- Your task: Which lines have the string "strong"? Copy all of them from the entries below.

- Items:

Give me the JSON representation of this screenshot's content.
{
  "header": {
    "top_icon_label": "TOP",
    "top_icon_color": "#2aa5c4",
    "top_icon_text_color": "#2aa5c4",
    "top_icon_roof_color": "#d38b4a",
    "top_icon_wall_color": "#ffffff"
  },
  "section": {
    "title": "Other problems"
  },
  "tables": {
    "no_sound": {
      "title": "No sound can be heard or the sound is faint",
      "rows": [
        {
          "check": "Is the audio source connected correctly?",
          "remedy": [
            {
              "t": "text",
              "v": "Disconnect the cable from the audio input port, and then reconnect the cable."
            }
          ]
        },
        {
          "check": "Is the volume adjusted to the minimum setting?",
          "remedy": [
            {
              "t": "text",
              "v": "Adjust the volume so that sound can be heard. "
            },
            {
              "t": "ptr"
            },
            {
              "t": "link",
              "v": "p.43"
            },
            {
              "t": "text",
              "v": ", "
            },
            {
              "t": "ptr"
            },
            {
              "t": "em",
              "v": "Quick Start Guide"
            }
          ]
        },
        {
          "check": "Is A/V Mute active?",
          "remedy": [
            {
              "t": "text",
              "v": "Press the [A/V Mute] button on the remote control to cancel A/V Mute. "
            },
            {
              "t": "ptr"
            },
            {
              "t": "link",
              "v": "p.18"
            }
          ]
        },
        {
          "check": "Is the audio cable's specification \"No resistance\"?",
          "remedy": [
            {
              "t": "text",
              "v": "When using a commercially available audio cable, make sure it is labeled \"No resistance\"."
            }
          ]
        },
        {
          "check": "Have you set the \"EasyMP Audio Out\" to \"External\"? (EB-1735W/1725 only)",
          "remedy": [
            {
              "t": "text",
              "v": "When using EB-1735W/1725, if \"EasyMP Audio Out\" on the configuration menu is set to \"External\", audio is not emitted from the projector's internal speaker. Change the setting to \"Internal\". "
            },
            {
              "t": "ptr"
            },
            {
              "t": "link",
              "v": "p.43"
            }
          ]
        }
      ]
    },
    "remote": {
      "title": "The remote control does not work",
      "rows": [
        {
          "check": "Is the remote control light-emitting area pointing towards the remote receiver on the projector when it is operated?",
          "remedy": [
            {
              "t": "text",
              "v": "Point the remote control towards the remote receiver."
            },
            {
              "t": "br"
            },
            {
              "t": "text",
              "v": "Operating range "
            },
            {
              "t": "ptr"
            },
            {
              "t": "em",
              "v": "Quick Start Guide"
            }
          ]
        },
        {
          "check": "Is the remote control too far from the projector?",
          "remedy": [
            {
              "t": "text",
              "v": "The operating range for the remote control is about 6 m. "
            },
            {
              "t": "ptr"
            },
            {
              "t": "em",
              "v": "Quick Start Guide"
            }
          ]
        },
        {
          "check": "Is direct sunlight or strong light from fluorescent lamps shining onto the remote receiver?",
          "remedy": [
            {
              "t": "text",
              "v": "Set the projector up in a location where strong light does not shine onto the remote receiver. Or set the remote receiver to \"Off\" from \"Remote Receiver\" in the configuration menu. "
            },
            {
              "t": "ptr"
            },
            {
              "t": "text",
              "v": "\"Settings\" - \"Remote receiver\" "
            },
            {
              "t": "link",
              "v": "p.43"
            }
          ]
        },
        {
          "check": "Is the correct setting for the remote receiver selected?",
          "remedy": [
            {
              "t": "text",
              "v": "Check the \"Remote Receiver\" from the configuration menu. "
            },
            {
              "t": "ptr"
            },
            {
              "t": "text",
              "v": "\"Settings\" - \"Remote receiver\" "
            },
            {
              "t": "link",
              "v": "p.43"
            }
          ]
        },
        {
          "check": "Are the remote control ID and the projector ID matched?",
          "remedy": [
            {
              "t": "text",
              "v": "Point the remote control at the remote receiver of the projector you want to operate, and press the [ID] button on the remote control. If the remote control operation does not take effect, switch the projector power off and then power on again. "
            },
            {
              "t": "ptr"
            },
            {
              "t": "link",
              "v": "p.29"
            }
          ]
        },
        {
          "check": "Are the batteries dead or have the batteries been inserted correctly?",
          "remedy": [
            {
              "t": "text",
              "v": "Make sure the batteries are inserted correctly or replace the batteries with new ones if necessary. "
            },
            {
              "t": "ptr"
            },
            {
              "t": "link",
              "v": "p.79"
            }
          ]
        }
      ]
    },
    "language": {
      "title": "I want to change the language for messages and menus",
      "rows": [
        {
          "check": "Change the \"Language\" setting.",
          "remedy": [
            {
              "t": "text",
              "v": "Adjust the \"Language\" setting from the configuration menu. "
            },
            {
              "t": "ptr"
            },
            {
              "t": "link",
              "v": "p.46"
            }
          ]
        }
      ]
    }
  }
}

- Response to the task:
          "check": "Is direct sunlight or strong light from fluorescent lamps shining onto the remote receiver?",
              "v": "Set the projector up in a location where strong light does not shine onto the remote receiver. Or set the remote receiver to \"Off\" from \"Remote Receiver\" in the configuration menu. "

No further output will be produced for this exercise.